■ **Work instructions**
Leave out the pictures and transcribe everything else exactly.

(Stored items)
◇ ◇ ◇ ◇ ◇ ◇ ◇

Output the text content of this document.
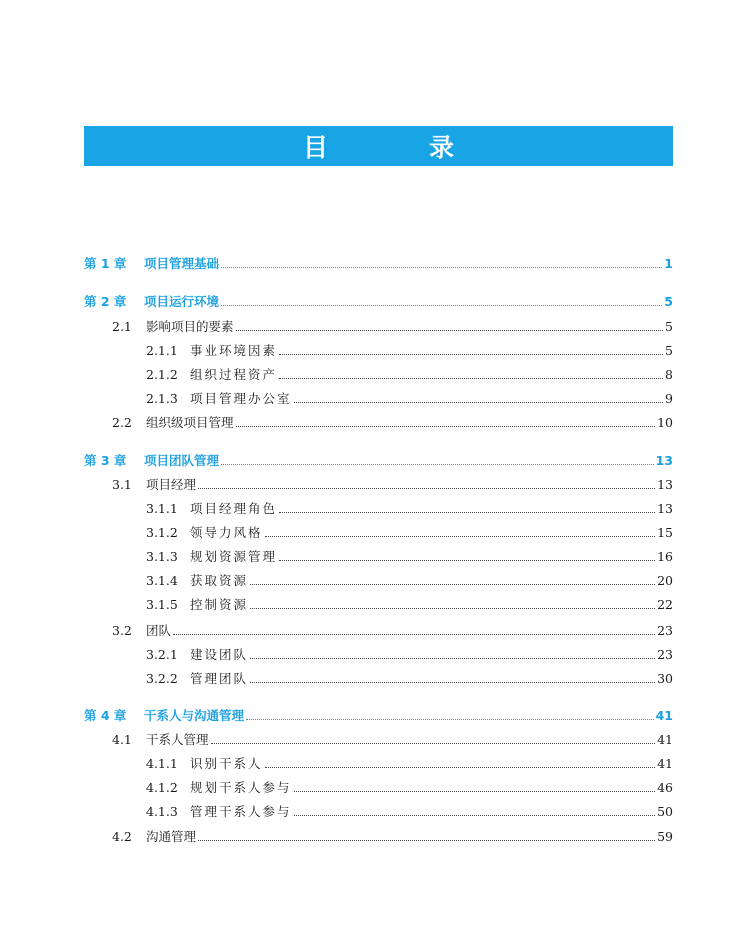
目　录
第 1 章	项目管理基础	1
第 2 章	项目运行环境	5
2.1	影响项目的要素	5
2.1.1 事业环境因素	5
2.1.2 组织过程资产	8
2.1.3 项目管理办公室	9
2.2	组织级项目管理	10
第 3 章	项目团队管理	13
3.1	项目经理	13
3.1.1 项目经理角色	13
3.1.2 领导力风格	15
3.1.3 规划资源管理	16
3.1.4 获取资源	20
3.1.5 控制资源	22
3.2	团队	23
3.2.1 建设团队	23
3.2.2 管理团队	30
第 4 章	干系人与沟通管理	41
4.1	干系人管理	41
4.1.1 识别干系人	41
4.1.2 规划干系人参与	46
4.1.3 管理干系人参与	50
4.2	沟通管理	59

◇ ◇ ◇ ◇ ◇ ◇ ◇

■ **Result of this exercise**
Output the text content of this document.
目　录
第 1 章	项目管理基础	1
第 2 章	项目运行环境	5
2.1	影响项目的要素	5
2.1.1 事业环境因素	5
2.1.2 组织过程资产	8
2.1.3 项目管理办公室	9
2.2	组织级项目管理	10
第 3 章	项目团队管理	13
3.1	项目经理	13
3.1.1 项目经理角色	13
3.1.2 领导力风格	15
3.1.3 规划资源管理	16
3.1.4 获取资源	20
3.1.5 控制资源	22
3.2	团队	23
3.2.1 建设团队	23
3.2.2 管理团队	30
第 4 章	干系人与沟通管理	41
4.1	干系人管理	41
4.1.1 识别干系人	41
4.1.2 规划干系人参与	46
4.1.3 管理干系人参与	50
4.2	沟通管理	59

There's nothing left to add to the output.